*ЗАДАНИЕ*
Определите, согласуются ли с текстом о филологии утверждения (a), (b) и (c). Для каждого ответьте «да» или «нет» и дословно процитируйте слова текста, которые это решают. (a) У древних греков логос означал просто «слово», без связи с разумом. (b) Платон говорил, что арифметика ведет человека к размышлению. (c) Любовь филологии к ученому слову отдаляет ее от философии.

*ИЗВЛЕЧЁННЫЙ ТЕКСТ*
Б. «правобокая» парафилософия

ФИЛОСОФИЯ И ИСКУССТВО

Мы будем различать филологию как науку и просто филологию. Филоло­гия как наука — «совокупность методов и приемов исследования памят­ников письменности с точки зрения языка, стиля, исторической и этни­ческой принадлежности». Мы же под «филологией» будем понимать имен­но то, что буквально означает это слово, его этимологический смысл: филология — любовь к слову, это исходное и основное, без чего не мо­гут существовать никакие лингвистические (языковедческие), литерату­роведческие и иные филологические науки.

Правда, в древности филология означала любовь не ко всякому слову. У древ­них греков нашему слову «слово» соответствовали «мифос» (mufos — речь, слово; сказание, предание, миф), «эпос» (epos — слово; слова, речь, рассказ, повествование) и «логос» (logos — слово, речь, рассказ, повествование), но логос — не просто «слово», а разумное слово, ведь родственные ему слова: логидзомай (logidsomai — считать, исчислять; думать, размышлять; делать выводы, умозаключать»; «логисмос» (logismos) — счет, подсчет; искусство счета, арифметика, — а ведь уже в дофилософские времена именно математика была своего рода кузницей мышления, что заметили и Платон, сказавший, что арифметика «ведет человека к размышлению», и Карл Маркс: счет — первая теоретическая деятельность «рассудка, который еще колеб­лется между чувственностью и мышлением». Слово же «филология», буду­чи, как и слово «философия», сложенным из «логия» (logia), что от слова «логос» (буквально же логия —сбор пожертвований), и из уже известного нам, усеченного до fil- слова filia, означало любовь к ученым беседам, к ученым занятиям, учено-литературную деятельность. Такой крен филологии в сторону любви к ученому слову сближает философию и филологию.

Записи пространственной разметки
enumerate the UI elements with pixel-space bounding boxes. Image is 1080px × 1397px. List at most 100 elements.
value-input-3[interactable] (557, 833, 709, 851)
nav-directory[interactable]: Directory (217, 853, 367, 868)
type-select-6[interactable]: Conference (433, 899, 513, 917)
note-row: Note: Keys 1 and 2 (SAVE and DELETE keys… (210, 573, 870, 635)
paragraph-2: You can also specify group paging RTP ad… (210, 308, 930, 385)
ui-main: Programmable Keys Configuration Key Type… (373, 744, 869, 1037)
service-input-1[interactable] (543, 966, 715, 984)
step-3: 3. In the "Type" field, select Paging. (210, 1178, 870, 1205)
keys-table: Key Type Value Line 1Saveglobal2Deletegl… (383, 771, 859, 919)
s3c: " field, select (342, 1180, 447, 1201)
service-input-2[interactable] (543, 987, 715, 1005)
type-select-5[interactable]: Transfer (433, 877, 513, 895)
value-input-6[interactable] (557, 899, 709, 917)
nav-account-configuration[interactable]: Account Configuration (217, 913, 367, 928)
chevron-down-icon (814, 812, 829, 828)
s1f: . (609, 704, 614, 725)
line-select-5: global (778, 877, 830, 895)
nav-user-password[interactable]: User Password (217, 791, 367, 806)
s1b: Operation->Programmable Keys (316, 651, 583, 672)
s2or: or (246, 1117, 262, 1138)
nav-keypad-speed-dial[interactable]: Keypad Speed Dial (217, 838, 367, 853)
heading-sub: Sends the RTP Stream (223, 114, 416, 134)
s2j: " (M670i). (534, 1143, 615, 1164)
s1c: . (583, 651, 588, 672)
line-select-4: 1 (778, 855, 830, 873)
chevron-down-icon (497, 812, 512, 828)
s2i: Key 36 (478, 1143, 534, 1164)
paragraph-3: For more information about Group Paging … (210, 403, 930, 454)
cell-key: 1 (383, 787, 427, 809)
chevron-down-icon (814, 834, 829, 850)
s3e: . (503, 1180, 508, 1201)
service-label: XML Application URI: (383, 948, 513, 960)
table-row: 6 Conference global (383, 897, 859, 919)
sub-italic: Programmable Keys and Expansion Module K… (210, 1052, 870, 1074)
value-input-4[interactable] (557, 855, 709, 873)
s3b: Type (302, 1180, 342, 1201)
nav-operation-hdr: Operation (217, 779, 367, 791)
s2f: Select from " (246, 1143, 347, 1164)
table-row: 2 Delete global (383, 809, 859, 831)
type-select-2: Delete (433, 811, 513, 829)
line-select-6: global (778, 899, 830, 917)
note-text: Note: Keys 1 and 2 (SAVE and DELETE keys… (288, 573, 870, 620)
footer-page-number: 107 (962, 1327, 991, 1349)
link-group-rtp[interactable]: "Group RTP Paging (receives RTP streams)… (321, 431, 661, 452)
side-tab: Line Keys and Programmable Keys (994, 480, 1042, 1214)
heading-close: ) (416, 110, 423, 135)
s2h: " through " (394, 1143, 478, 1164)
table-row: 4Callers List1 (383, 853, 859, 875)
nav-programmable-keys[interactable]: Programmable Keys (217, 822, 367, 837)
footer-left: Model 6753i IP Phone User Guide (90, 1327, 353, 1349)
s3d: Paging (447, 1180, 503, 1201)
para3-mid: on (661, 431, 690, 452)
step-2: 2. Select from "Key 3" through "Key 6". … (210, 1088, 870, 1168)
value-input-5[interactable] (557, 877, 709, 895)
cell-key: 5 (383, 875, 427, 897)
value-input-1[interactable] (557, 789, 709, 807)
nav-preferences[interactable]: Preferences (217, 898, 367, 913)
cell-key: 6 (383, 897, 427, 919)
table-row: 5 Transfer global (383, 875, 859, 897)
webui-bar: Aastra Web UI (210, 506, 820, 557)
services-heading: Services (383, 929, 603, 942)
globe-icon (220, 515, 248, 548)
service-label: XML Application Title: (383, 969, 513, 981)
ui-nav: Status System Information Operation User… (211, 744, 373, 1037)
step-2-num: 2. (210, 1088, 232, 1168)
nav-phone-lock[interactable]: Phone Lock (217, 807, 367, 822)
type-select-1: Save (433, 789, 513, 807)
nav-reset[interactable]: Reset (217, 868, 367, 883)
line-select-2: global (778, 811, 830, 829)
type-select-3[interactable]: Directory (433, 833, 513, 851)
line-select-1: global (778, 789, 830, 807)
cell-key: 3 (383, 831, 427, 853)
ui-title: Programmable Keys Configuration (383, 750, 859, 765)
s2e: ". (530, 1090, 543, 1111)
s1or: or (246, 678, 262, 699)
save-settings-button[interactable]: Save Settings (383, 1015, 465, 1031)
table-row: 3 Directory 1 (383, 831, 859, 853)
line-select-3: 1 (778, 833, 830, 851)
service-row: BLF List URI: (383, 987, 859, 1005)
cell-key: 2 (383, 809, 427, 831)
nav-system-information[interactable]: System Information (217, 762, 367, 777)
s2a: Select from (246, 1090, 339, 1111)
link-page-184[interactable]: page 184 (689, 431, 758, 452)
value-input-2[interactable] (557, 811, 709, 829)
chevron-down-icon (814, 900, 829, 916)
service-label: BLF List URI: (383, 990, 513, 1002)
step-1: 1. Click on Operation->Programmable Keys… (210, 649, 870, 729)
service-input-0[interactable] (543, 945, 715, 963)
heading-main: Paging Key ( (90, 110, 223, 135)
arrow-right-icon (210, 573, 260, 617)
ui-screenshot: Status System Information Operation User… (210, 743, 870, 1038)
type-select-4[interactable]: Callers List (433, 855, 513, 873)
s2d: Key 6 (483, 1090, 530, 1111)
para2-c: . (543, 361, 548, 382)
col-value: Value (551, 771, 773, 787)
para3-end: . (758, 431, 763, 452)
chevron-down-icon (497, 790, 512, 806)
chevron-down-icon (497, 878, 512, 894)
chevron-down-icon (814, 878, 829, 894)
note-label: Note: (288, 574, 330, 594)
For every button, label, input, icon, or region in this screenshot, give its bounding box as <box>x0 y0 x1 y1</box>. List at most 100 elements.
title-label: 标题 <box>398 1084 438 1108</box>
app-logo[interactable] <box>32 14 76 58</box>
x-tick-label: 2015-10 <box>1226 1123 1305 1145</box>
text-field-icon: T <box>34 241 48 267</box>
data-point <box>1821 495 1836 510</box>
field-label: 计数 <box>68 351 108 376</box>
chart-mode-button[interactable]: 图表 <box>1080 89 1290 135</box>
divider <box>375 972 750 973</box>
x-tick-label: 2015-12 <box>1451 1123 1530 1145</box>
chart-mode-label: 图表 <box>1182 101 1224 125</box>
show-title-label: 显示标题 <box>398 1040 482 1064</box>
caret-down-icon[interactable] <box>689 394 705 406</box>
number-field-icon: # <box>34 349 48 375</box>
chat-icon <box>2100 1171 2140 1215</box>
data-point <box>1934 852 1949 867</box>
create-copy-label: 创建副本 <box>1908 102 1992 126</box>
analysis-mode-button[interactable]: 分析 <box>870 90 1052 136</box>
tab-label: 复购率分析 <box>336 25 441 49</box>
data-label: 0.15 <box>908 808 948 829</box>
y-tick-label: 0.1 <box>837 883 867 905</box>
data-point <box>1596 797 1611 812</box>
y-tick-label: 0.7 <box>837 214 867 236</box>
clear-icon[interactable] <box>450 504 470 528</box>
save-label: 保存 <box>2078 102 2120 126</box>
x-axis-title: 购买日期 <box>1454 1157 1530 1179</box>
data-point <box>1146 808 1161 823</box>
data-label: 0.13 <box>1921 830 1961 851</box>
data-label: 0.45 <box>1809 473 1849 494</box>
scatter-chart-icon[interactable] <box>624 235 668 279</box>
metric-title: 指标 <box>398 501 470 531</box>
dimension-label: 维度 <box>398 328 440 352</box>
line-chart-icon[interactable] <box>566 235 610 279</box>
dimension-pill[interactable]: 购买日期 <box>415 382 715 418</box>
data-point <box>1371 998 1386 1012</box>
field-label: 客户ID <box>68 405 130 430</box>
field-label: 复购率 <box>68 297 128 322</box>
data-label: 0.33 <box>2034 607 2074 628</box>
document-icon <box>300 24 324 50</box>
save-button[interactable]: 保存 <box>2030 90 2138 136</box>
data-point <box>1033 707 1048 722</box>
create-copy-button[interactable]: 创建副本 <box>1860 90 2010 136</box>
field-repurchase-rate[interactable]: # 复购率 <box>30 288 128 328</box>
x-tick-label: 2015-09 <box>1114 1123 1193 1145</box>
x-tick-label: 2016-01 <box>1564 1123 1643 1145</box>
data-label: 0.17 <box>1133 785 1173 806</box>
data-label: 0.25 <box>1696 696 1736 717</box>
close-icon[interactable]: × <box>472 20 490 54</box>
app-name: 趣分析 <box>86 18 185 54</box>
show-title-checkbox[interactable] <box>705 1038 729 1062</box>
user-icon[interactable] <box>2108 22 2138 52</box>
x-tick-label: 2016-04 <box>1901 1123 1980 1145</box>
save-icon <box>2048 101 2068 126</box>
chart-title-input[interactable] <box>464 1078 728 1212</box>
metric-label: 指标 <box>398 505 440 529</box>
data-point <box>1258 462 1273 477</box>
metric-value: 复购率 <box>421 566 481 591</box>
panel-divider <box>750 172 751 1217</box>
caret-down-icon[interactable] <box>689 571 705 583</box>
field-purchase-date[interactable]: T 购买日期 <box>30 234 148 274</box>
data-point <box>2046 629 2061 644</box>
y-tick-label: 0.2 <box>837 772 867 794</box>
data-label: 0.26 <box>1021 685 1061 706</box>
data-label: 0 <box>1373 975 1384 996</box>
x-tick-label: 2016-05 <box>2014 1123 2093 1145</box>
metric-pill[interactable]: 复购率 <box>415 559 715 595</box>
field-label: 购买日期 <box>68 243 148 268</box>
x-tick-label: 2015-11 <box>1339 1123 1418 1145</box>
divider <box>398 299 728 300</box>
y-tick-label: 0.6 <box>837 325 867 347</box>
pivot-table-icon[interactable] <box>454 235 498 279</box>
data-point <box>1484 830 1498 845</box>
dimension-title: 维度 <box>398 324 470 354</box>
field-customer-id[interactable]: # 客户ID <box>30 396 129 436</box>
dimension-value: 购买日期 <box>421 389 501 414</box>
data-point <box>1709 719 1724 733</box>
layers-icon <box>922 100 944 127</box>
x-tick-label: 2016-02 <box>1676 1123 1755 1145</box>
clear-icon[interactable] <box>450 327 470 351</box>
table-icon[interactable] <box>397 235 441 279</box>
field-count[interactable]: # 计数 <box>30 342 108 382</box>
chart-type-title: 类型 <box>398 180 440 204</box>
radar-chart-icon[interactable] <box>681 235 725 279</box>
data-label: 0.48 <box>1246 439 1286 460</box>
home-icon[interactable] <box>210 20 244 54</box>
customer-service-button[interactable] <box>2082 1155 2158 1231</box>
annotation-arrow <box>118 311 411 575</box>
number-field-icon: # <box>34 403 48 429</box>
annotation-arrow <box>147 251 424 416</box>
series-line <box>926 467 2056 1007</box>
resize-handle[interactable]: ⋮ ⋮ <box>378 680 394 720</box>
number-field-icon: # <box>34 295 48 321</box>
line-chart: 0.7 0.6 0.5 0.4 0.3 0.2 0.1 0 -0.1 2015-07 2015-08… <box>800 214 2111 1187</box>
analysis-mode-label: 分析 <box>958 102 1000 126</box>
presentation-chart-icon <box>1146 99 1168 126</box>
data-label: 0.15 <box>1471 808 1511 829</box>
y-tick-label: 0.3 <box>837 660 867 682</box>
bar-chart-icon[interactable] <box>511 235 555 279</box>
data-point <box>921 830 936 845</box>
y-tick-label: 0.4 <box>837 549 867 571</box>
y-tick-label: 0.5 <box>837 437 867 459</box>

*ОТВЕТ*
(a) Нет: «но логос — не просто „слово“, а разумное слово».
(b) Да: «Платон, сказавший, что арифметика „ведет человека к размышлению“».
(c) Нет: «Такой крен филологии в сторону любви к ученому слову сближает философию и филологию».